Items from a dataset
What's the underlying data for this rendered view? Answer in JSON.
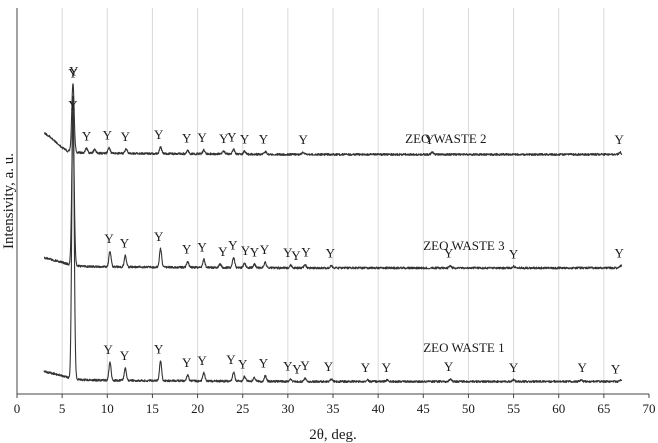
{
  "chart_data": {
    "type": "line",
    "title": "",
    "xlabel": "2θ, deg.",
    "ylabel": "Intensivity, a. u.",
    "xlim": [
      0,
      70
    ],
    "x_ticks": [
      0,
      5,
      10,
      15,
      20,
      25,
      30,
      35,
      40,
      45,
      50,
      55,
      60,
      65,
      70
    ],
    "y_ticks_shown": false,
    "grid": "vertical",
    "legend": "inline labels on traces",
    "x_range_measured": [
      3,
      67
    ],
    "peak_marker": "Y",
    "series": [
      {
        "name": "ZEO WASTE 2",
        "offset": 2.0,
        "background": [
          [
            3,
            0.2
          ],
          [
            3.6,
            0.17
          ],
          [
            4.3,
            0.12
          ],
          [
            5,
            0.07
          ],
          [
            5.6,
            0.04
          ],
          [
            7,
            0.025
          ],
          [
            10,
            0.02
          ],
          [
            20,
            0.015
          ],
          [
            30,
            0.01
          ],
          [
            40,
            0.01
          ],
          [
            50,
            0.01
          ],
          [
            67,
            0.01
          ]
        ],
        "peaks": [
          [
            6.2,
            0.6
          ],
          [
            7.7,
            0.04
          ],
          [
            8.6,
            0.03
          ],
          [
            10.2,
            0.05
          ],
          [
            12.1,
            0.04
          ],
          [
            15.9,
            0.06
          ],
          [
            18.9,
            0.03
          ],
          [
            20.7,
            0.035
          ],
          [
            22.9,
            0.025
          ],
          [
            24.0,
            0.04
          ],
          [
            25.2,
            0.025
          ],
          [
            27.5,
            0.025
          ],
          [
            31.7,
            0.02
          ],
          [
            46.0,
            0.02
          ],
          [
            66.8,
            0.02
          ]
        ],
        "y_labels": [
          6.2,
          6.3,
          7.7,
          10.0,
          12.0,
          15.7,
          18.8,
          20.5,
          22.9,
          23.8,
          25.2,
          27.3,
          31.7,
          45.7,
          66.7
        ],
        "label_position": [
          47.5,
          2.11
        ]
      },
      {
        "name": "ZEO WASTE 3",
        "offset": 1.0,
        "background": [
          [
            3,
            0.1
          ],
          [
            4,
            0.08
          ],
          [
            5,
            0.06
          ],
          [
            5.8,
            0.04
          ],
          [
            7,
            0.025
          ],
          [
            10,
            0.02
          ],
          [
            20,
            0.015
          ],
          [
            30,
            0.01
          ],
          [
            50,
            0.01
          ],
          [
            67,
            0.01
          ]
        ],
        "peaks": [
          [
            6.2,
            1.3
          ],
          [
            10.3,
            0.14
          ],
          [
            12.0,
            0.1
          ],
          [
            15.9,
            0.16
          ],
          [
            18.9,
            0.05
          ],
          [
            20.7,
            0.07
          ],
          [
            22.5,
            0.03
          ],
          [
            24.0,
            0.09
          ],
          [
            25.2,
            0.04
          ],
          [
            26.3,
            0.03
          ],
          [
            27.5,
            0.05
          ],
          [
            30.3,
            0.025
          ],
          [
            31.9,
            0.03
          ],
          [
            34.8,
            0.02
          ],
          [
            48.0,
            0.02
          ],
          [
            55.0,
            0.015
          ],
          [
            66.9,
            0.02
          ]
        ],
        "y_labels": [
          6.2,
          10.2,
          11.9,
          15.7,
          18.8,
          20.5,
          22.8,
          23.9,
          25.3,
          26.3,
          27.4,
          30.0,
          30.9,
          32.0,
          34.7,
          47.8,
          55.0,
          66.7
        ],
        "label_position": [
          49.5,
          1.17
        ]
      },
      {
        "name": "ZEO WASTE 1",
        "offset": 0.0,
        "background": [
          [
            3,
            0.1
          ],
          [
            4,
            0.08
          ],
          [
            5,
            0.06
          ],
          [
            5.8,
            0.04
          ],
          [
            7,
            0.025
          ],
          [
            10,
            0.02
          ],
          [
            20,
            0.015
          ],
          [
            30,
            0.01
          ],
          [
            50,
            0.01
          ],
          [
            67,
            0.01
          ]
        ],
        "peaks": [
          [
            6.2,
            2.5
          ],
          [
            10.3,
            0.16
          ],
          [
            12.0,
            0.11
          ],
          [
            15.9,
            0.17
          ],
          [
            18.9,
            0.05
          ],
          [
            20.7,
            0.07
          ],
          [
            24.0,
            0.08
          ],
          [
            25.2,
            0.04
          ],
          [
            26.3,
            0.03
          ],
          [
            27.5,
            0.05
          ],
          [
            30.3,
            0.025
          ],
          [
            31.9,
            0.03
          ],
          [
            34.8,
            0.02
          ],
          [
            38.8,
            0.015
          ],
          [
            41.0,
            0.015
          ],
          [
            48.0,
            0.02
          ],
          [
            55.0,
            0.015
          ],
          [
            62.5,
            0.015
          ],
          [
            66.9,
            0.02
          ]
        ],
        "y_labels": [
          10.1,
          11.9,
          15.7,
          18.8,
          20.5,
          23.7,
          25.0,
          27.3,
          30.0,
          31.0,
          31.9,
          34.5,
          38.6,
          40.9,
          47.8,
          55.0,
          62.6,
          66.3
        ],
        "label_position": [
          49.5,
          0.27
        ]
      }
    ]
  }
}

**Task statement:** For each line in the data above that contains the string "WASTE", extract the line.

**Answer to the problem:**
        "name": "ZEO WASTE 2",
        "name": "ZEO WASTE 3",
        "name": "ZEO WASTE 1",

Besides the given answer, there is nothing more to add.